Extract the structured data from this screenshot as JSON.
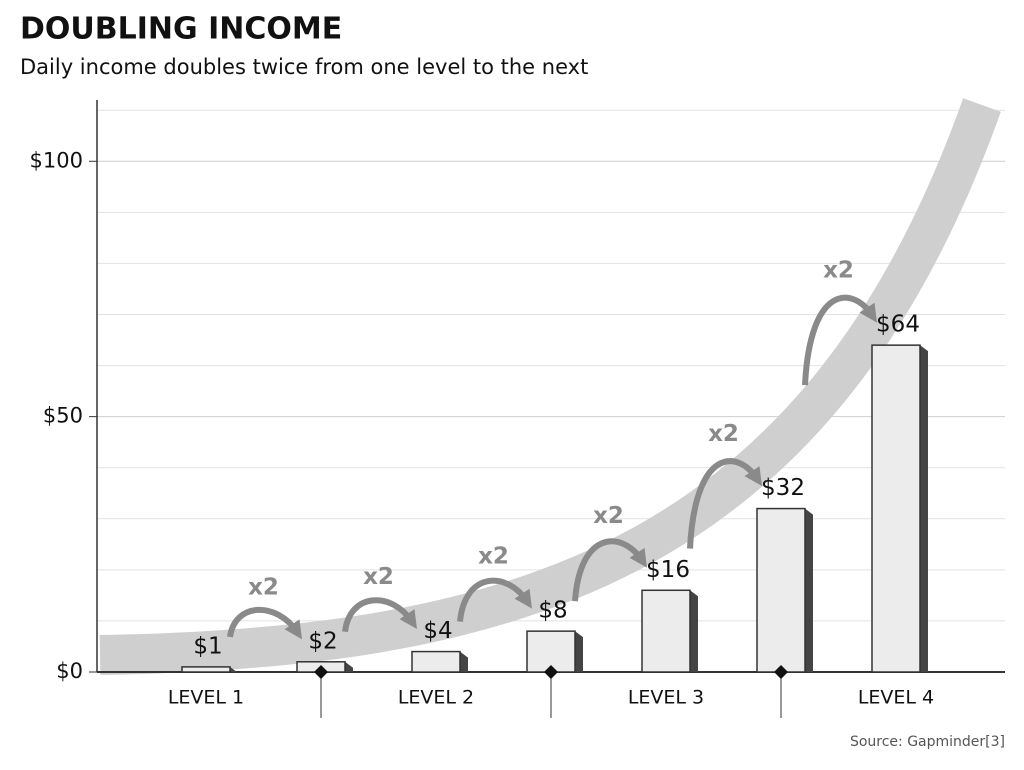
{
  "chart_data": {
    "type": "bar",
    "title": "DOUBLING INCOME",
    "subtitle": "Daily income doubles twice from one level to the next",
    "values": [
      1,
      2,
      4,
      8,
      16,
      32,
      64
    ],
    "value_labels": [
      "$1",
      "$2",
      "$4",
      "$8",
      "$16",
      "$32",
      "$64"
    ],
    "levels": [
      "LEVEL 1",
      "LEVEL 2",
      "LEVEL 3",
      "LEVEL 4"
    ],
    "multipliers": [
      "x2",
      "x2",
      "x2",
      "x2",
      "x2",
      "x2"
    ],
    "ylim": [
      0,
      112
    ],
    "yticks": [
      {
        "value": 0,
        "label": "$0"
      },
      {
        "value": 50,
        "label": "$50"
      },
      {
        "value": 100,
        "label": "$100"
      }
    ],
    "minor_yticks": [
      10,
      20,
      30,
      40,
      60,
      70,
      80,
      90,
      110
    ],
    "grid": true,
    "color": "#ececec",
    "source": "Source: Gapminder[3]"
  }
}
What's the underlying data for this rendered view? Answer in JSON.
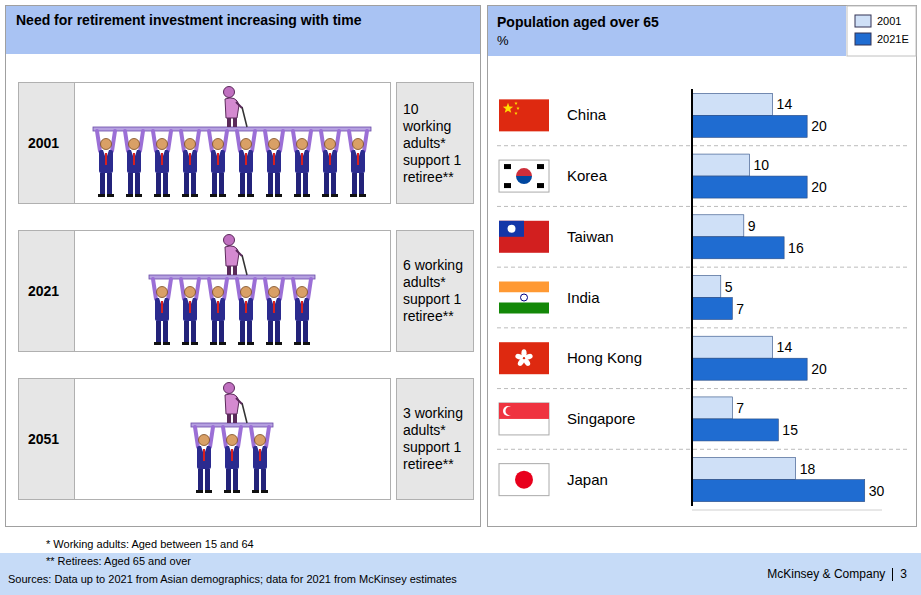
{
  "left_panel": {
    "title": "Need for retirement investment increasing with time",
    "rows": [
      {
        "year": "2001",
        "workers": 10,
        "retirees": 1,
        "text": "10 working adults* support 1 retiree**"
      },
      {
        "year": "2021",
        "workers": 6,
        "retirees": 1,
        "text": "6 working adults* support 1 retiree**"
      },
      {
        "year": "2051",
        "workers": 3,
        "retirees": 1,
        "text": "3 working adults* support 1 retiree**"
      }
    ]
  },
  "chart_data": {
    "type": "bar",
    "orientation": "horizontal",
    "title": "Population aged over 65",
    "subtitle": "%",
    "categories": [
      "China",
      "Korea",
      "Taiwan",
      "India",
      "Hong Kong",
      "Singapore",
      "Japan"
    ],
    "series": [
      {
        "name": "2001",
        "color": "#cfe0f7",
        "values": [
          14,
          10,
          9,
          5,
          14,
          7,
          18
        ]
      },
      {
        "name": "2021E",
        "color": "#1f6cd1",
        "values": [
          20,
          20,
          16,
          7,
          20,
          15,
          30
        ]
      }
    ],
    "xlim": [
      0,
      33
    ],
    "data_labels": true,
    "tick_labels": "y",
    "legend": "top-right",
    "grid": false
  },
  "footnotes": [
    "* Working adults: Aged between 15 and 64",
    "** Retirees: Aged 65 and over"
  ],
  "footer": {
    "source": "Sources: Data up to 2021 from Asian demographics; data for 2021 from McKinsey estimates",
    "company": "McKinsey & Company",
    "page": "3"
  }
}
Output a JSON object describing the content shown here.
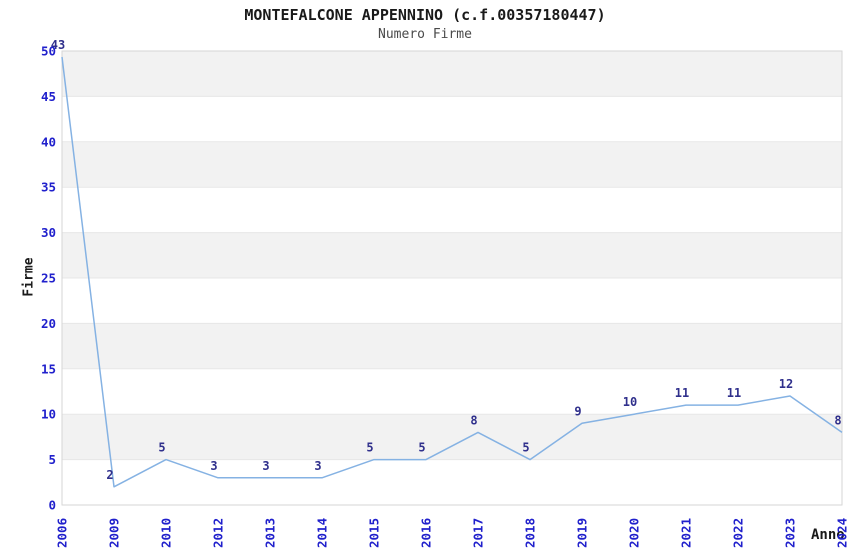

════

*Given exercise*
Transcribe all the lines above exactly, apart from the pictures.

*Completed exercise*
Extract the structured data from this screenshot as JSON.
{
  "chart_data": {
    "type": "bar",
    "title": "DOUBLING INCOME",
    "subtitle": "Daily income doubles twice from one level to the next",
    "values": [
      1,
      2,
      4,
      8,
      16,
      32,
      64
    ],
    "value_labels": [
      "$1",
      "$2",
      "$4",
      "$8",
      "$16",
      "$32",
      "$64"
    ],
    "levels": [
      "LEVEL 1",
      "LEVEL 2",
      "LEVEL 3",
      "LEVEL 4"
    ],
    "multipliers": [
      "x2",
      "x2",
      "x2",
      "x2",
      "x2",
      "x2"
    ],
    "ylim": [
      0,
      112
    ],
    "yticks": [
      {
        "value": 0,
        "label": "$0"
      },
      {
        "value": 50,
        "label": "$50"
      },
      {
        "value": 100,
        "label": "$100"
      }
    ],
    "minor_yticks": [
      10,
      20,
      30,
      40,
      60,
      70,
      80,
      90,
      110
    ],
    "grid": true,
    "color": "#ececec",
    "source": "Source: Gapminder[3]"
  }
}
What's the underlying data for this rendered view? Answer in JSON.
{
  "left_panel": {
    "title": "Need for retirement investment increasing with time",
    "rows": [
      {
        "year": "2001",
        "workers": 10,
        "retirees": 1,
        "text": "10 working adults* support 1 retiree**"
      },
      {
        "year": "2021",
        "workers": 6,
        "retirees": 1,
        "text": "6 working adults* support 1 retiree**"
      },
      {
        "year": "2051",
        "workers": 3,
        "retirees": 1,
        "text": "3 working adults* support 1 retiree**"
      }
    ]
  },
  "chart_data": {
    "type": "bar",
    "orientation": "horizontal",
    "title": "Population aged over 65",
    "subtitle": "%",
    "categories": [
      "China",
      "Korea",
      "Taiwan",
      "India",
      "Hong Kong",
      "Singapore",
      "Japan"
    ],
    "series": [
      {
        "name": "2001",
        "color": "#cfe0f7",
        "values": [
          14,
          10,
          9,
          5,
          14,
          7,
          18
        ]
      },
      {
        "name": "2021E",
        "color": "#1f6cd1",
        "values": [
          20,
          20,
          16,
          7,
          20,
          15,
          30
        ]
      }
    ],
    "xlim": [
      0,
      33
    ],
    "data_labels": true,
    "tick_labels": "y",
    "legend": "top-right",
    "grid": false
  },
  "footnotes": [
    "* Working adults: Aged between 15 and 64",
    "** Retirees: Aged 65 and over"
  ],
  "footer": {
    "source": "Sources: Data up to 2021 from Asian demographics; data for 2021 from McKinsey estimates",
    "company": "McKinsey & Company",
    "page": "3"
  }
}
Output a JSON object describing the content shown here.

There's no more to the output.